*Extracted text*.
○ ○ ○ ○ ○

David Greig has long been considered one of the most adventurous and inquiring of this country’s playwrights over the last decade. Two instances in the last week, however, finally confirmed this status. First of all, Dundee Rep have just opened their production of his play, Europe, which will travel to London’s Barbican Centre as part of this year’s Barbican International Theatre Festival (Bite07). This will be the first UK production of the play since it marked Greig’s main-stage debut at Edinburgh’s Traverse Theatre almost 13 years ago.
A second, no less significant revival occurred last week, when Edinburgh University English Literature Department produced Greig’s more recent play, The Cosmonaut’s Last Message To The Woman He Once Loved In The Former Soviet Union, at The Bedlam Theatre. Both productions indicate that the up and coming young 20-something who penned Europe in 1994 has matured into an elder statesman whose work has entered not just the professional repertoire, but has pricked the hungry curiosity of academe as well. Two other of Greig’s plays, San Diego and Victoria, have also been produced by student companies. Both RSAMD’s take on San Diego and Queen Margaret University College’s look at Victoria are the sole life those particular plays have seen since their debut.

○ ○ ○ ○ ○

*Given information*.
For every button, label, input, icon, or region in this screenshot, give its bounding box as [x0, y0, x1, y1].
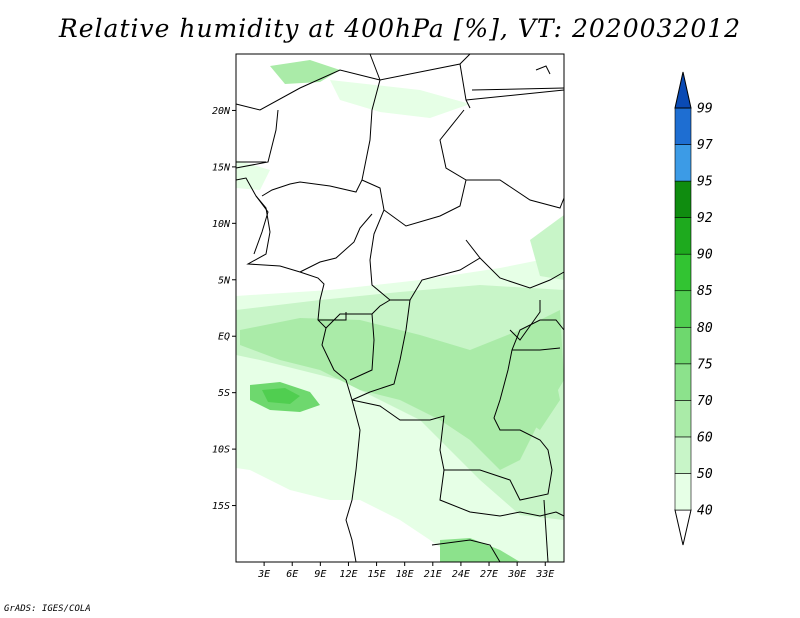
lon-tick-label: 33E [535, 569, 554, 580]
colorbar-swatch [674, 144, 692, 182]
colorbar-lower-triangle [674, 509, 692, 546]
colorbar-swatch [674, 107, 692, 145]
colorbar-swatch [674, 363, 692, 401]
colorbar-swatch [674, 436, 692, 474]
lat-tick-label: 5S [218, 388, 230, 399]
colorbar-level-label: 40 [697, 504, 713, 519]
colorbar-swatch [674, 290, 692, 328]
colorbar: 40 50 60 70 75 80 85 90 92 95 97 99 [674, 71, 713, 546]
colorbar-swatch [674, 326, 692, 365]
colorbar-level-label: 85 [697, 284, 713, 299]
humidity-shading [236, 60, 564, 562]
colorbar-swatch [674, 217, 692, 255]
longitude-axis: 3E 6E 9E 12E 15E 18E 21E 24E 27E 30E 33E [257, 562, 554, 580]
lat-tick-label: 10N [212, 219, 231, 230]
lon-tick-label: 15E [368, 569, 386, 580]
colorbar-swatch [674, 400, 692, 438]
footer-credit: GrADS: IGES/COLA [4, 604, 91, 614]
lon-tick-label: 18E [396, 569, 414, 580]
lon-tick-label: 6E [286, 569, 298, 580]
colorbar-level-label: 80 [697, 321, 713, 336]
lon-tick-label: 9E [314, 569, 326, 580]
colorbar-level-label: 60 [697, 430, 713, 445]
colorbar-upper-triangle [674, 71, 692, 109]
lon-tick-label: 21E [424, 569, 442, 580]
lat-tick-label: 15S [212, 501, 230, 512]
lon-tick-label: 3E [257, 569, 270, 580]
colorbar-level-label: 75 [697, 357, 713, 372]
colorbar-swatch [674, 253, 692, 292]
colorbar-level-label: 70 [697, 394, 713, 409]
latitude-axis: 20N 15N 10N 5N EQ 5S 10S 15S [212, 106, 236, 512]
map-title: Relative humidity at 400hPa [%], VT: 202… [58, 14, 742, 43]
lat-tick-label: 5N [218, 275, 231, 286]
lon-tick-label: 27E [480, 569, 498, 580]
map-panel: 20N 15N 10N 5N EQ 5S 10S 15S 3E 6E 9E 12E 15E 18E 21E… [212, 53, 565, 580]
lon-tick-label: 12E [339, 569, 357, 580]
colorbar-level-label: 99 [697, 102, 713, 117]
colorbar-level-label: 95 [697, 175, 713, 190]
lat-tick-label: 10S [212, 445, 230, 456]
colorbar-level-label: 97 [697, 138, 713, 153]
colorbar-swatch [674, 180, 692, 218]
lon-tick-label: 24E [452, 569, 470, 580]
boundaries [235, 53, 565, 563]
colorbar-swatch [674, 473, 692, 511]
lat-tick-label: EQ [218, 332, 230, 343]
map-frame [235, 53, 565, 563]
colorbar-level-label: 92 [697, 211, 713, 226]
colorbar-level-label: 90 [697, 248, 713, 263]
colorbar-level-label: 50 [697, 467, 713, 482]
lat-tick-label: 20N [212, 106, 231, 117]
lon-tick-label: 30E [507, 569, 526, 580]
lat-tick-label: 15N [212, 162, 231, 173]
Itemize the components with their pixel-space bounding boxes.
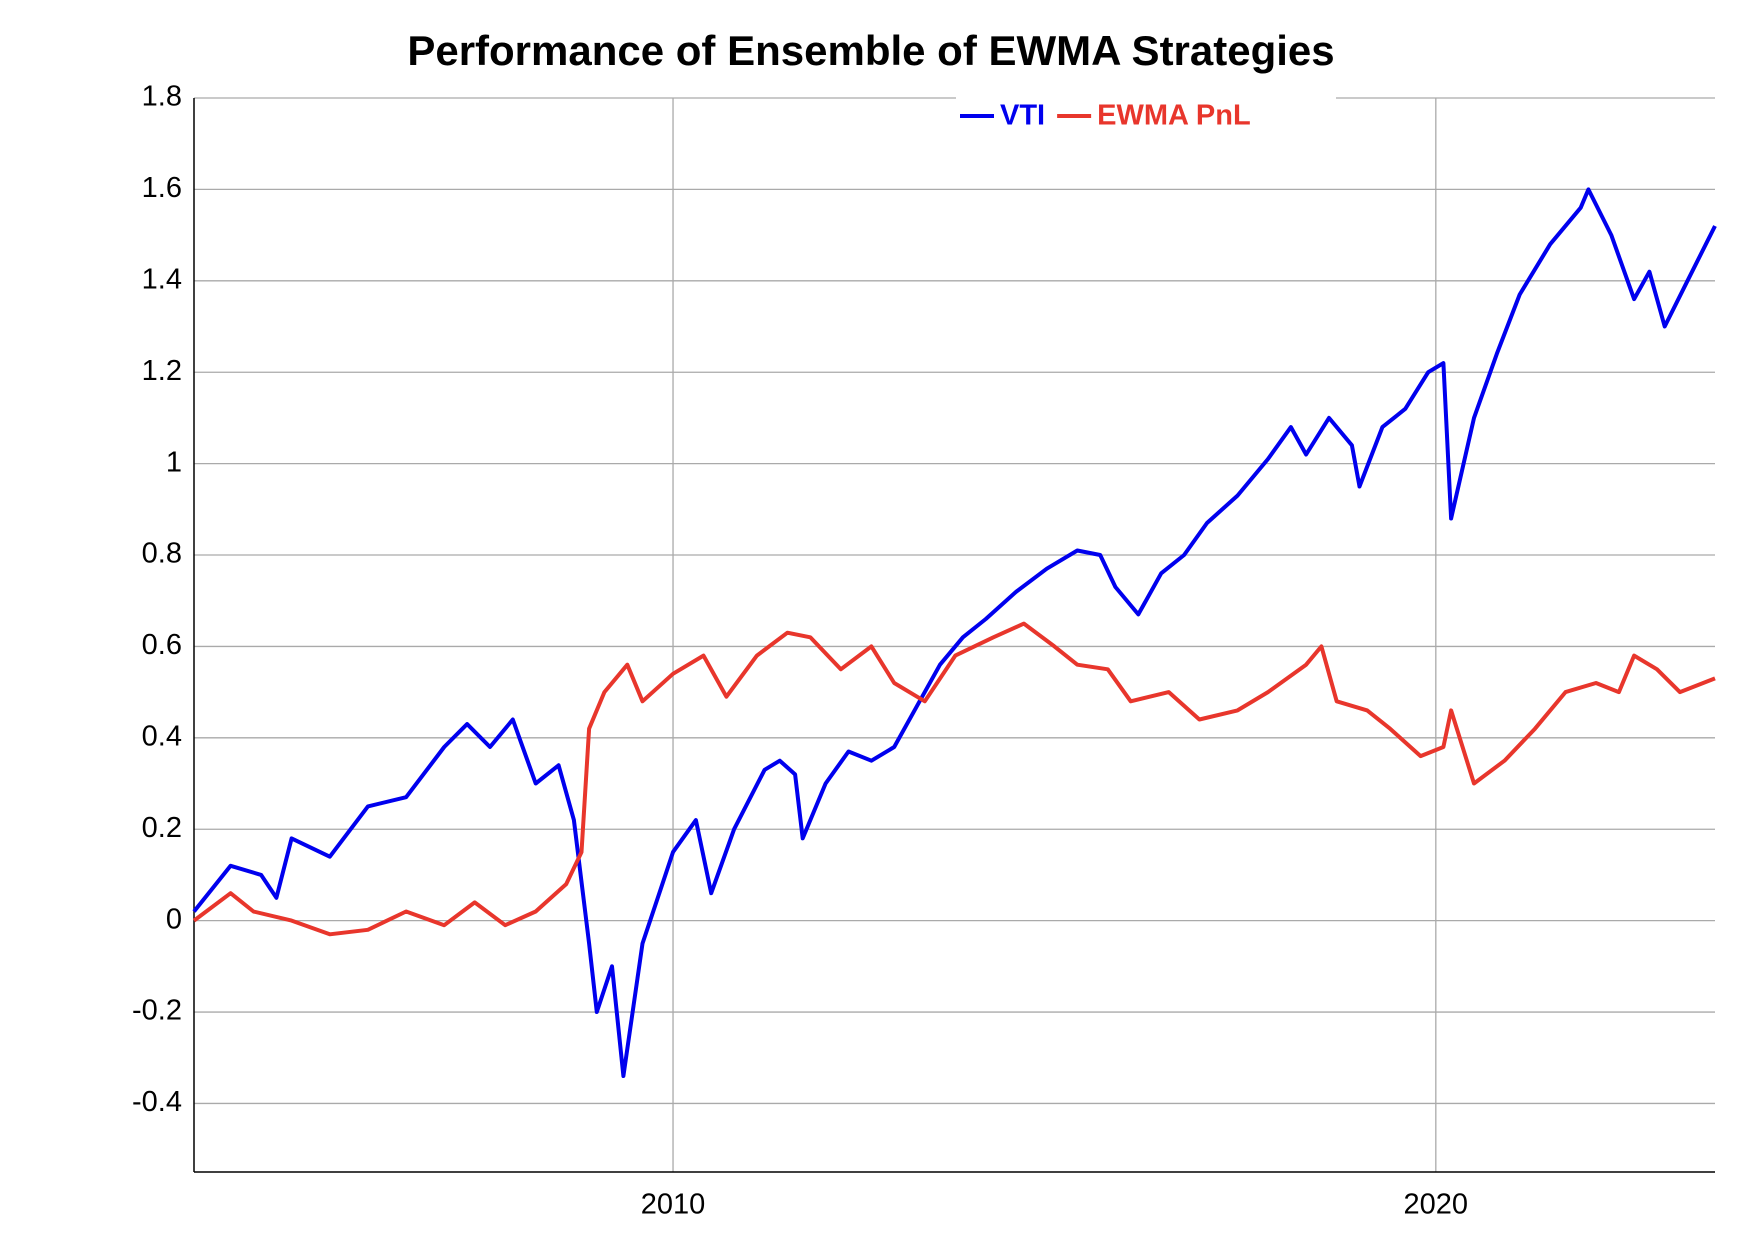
y-tick-label: -0.4: [132, 1086, 182, 1118]
y-tick-label: 1.2: [142, 355, 182, 387]
x-tick-label: 2020: [1404, 1189, 1469, 1221]
line-series: [192, 187, 1717, 1078]
y-tick-label: 0: [166, 903, 182, 935]
legend-label: EWMA PnL: [1097, 100, 1251, 132]
y-tick-label: 0.2: [142, 812, 182, 844]
chart-title: Performance of Ensemble of EWMA Strategi…: [407, 27, 1334, 74]
y-tick-label: 1.4: [142, 263, 182, 295]
line-series: [192, 621, 1716, 937]
y-tick-label: 1: [166, 446, 182, 478]
y-tick-label: 0.6: [142, 629, 182, 661]
legend-label: VTI: [1000, 100, 1045, 132]
y-tick-label: 0.4: [142, 720, 182, 752]
legend-background: [956, 94, 1336, 134]
y-tick-label: -0.2: [132, 995, 182, 1027]
y-tick-label: 1.6: [142, 172, 182, 204]
legend: VTI EWMA PnL: [956, 94, 1336, 134]
x-tick-label: 2010: [641, 1189, 706, 1221]
y-tick-label: 1.8: [142, 81, 182, 113]
y-tick-label: 0.8: [142, 538, 182, 570]
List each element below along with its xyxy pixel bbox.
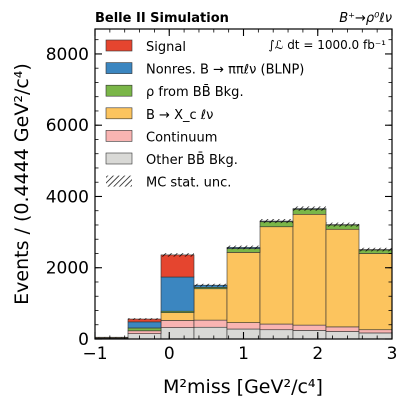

○ ○ ○ ○ ○

*What to do*.
- A) Please condense the paragraph of the David Greig article that begins "A second, no less significant revival" into a short bulleted list that keeps its main facts.
- B) Repeat the David Greig article word for word, everything from "David Greig has" down to "13 years ago.".

*Task-by-task answers*.
- A)
- Last week, Edinburgh University's English Literature Department staged Greig's The Cosmonaut's Last Message To The Woman He Once Loved In The Former Soviet Union at The Bedlam Theatre.
- Both productions show that the young writer who penned Europe in 1994 has matured into an elder statesman whose work has entered the professional repertoire and drawn academic interest.
- Student companies have also staged San Diego (RSAMD) and Victoria (Queen Margaret University College), the only productions those plays have had since their debuts.

- B)
David Greig has long been considered one of the most adventurous and inquiring of this country’s playwrights over the last decade. Two instances in the last week, however, finally confirmed this status. First of all, Dundee Rep have just opened their production of his play, Europe, which will travel to London’s Barbican Centre as part of this year’s Barbican International Theatre Festival (Bite07). This will be the first UK production of the play since it marked Greig’s main-stage debut at Edinburgh’s Traverse Theatre almost 13 years ago.